== Short task ==
Put everything in the data from the line containing "List 25 of the" down to the line containing "data-label: ۲۹٪ [51,52,76,67]", both included, into a numbered list, omitting any blank lines.

== Dataset records ==
## begin
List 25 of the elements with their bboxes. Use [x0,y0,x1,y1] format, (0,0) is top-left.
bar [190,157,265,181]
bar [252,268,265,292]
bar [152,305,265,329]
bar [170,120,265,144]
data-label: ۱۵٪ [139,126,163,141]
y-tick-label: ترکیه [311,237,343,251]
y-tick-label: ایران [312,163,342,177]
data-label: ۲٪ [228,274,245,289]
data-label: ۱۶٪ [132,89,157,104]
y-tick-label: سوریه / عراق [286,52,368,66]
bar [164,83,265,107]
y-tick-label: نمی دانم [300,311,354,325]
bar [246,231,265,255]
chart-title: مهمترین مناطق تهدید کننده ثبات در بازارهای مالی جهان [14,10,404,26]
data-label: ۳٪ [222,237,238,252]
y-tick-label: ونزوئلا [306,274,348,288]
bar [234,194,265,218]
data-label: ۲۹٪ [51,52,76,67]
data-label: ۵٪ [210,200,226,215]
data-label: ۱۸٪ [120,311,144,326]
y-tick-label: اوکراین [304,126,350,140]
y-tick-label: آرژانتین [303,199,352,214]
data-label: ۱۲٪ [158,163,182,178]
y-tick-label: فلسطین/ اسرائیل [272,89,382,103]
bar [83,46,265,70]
## end
## begin
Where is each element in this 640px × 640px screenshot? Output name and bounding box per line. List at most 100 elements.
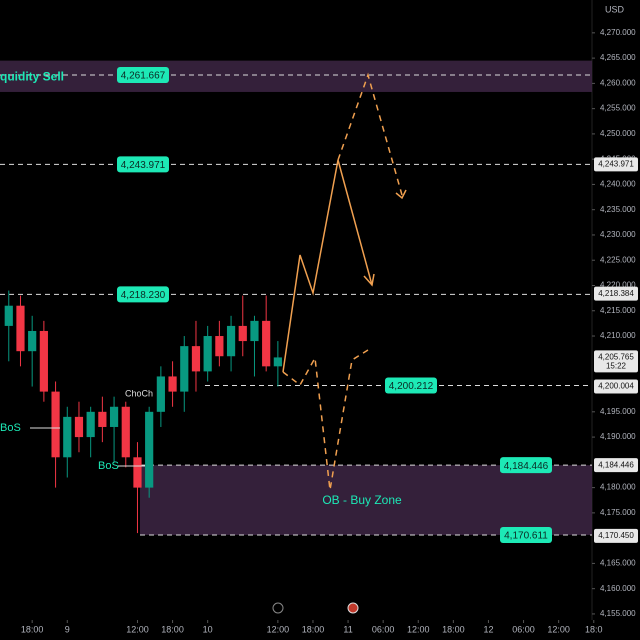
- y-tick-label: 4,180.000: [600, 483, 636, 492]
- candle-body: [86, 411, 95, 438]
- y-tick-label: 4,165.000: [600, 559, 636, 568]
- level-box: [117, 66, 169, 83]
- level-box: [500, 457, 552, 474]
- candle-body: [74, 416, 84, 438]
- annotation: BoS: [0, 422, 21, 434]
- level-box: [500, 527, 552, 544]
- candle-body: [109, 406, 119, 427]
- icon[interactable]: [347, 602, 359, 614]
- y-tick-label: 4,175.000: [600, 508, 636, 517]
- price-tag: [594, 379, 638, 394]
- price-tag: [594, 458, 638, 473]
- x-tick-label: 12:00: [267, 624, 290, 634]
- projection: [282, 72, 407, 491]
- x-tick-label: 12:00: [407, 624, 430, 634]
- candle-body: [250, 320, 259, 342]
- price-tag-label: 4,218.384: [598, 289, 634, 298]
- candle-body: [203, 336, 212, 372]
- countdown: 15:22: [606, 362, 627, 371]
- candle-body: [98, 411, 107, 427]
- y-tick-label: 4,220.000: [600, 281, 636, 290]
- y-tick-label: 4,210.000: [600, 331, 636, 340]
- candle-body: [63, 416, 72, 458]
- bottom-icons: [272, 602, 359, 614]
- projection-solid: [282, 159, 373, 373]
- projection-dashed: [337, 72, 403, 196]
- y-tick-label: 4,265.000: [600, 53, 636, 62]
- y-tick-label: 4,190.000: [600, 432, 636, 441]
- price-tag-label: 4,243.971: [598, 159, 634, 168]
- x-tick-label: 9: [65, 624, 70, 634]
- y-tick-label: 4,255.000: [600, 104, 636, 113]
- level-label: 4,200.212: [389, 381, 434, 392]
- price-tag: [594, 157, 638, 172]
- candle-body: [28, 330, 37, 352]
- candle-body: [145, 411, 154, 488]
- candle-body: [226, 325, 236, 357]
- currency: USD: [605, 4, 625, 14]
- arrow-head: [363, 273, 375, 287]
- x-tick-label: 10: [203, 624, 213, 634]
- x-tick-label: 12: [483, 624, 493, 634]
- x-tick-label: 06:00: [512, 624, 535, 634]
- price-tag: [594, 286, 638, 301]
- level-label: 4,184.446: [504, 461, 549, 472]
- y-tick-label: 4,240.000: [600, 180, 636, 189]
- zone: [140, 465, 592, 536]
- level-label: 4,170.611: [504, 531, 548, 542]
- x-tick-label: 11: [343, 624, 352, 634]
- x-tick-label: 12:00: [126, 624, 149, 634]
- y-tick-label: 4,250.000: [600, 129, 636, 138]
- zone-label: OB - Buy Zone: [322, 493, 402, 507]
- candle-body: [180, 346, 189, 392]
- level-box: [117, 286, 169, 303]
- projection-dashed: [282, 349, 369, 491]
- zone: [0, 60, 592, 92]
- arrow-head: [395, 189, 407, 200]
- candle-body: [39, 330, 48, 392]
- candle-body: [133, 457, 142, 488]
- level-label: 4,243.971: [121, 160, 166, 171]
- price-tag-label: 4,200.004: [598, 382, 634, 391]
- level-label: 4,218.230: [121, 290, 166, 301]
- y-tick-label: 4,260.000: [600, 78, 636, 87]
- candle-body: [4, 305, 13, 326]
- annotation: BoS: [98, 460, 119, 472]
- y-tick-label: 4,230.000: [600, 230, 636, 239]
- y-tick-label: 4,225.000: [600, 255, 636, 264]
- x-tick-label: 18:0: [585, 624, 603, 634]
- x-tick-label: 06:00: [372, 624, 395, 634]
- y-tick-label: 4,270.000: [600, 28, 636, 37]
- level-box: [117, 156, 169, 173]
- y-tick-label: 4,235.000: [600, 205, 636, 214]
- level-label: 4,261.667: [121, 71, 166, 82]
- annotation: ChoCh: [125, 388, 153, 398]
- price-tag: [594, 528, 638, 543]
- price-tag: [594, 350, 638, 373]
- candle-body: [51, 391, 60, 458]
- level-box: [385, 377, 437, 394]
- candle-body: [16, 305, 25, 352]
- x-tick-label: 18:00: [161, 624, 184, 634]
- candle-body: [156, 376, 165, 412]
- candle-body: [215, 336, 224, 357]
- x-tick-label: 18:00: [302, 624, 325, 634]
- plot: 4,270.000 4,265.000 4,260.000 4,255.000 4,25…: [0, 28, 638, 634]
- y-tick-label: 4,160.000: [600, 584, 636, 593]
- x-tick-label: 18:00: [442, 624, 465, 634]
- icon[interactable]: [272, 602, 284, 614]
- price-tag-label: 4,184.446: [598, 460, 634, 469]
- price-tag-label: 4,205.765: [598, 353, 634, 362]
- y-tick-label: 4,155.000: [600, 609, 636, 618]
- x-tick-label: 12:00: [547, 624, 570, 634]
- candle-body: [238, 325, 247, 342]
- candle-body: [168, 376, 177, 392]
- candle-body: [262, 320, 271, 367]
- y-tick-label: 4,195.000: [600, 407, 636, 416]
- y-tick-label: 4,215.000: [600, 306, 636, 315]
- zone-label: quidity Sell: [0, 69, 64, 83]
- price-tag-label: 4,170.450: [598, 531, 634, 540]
## end
== Task output ==
1. List 25 of the elements with their bboxes. Use [x0,y0,x1,y1] format, (0,0) is top-left.
2. bar [190,157,265,181]
3. bar [252,268,265,292]
4. bar [152,305,265,329]
5. bar [170,120,265,144]
6. data-label: ۱۵٪ [139,126,163,141]
7. y-tick-label: ترکیه [311,237,343,251]
8. y-tick-label: ایران [312,163,342,177]
9. data-label: ۲٪ [228,274,245,289]
10. data-label: ۱۶٪ [132,89,157,104]
11. y-tick-label: سوریه / عراق [286,52,368,66]
12. bar [164,83,265,107]
13. y-tick-label: نمی دانم [300,311,354,325]
14. bar [246,231,265,255]
15. chart-title: مهمترین مناطق تهدید کننده ثبات در بازارهای مالی جهان [14,10,404,26]
16. data-label: ۳٪ [222,237,238,252]
17. y-tick-label: ونزوئلا [306,274,348,288]
18. bar [234,194,265,218]
19. data-label: ۲۹٪ [51,52,76,67]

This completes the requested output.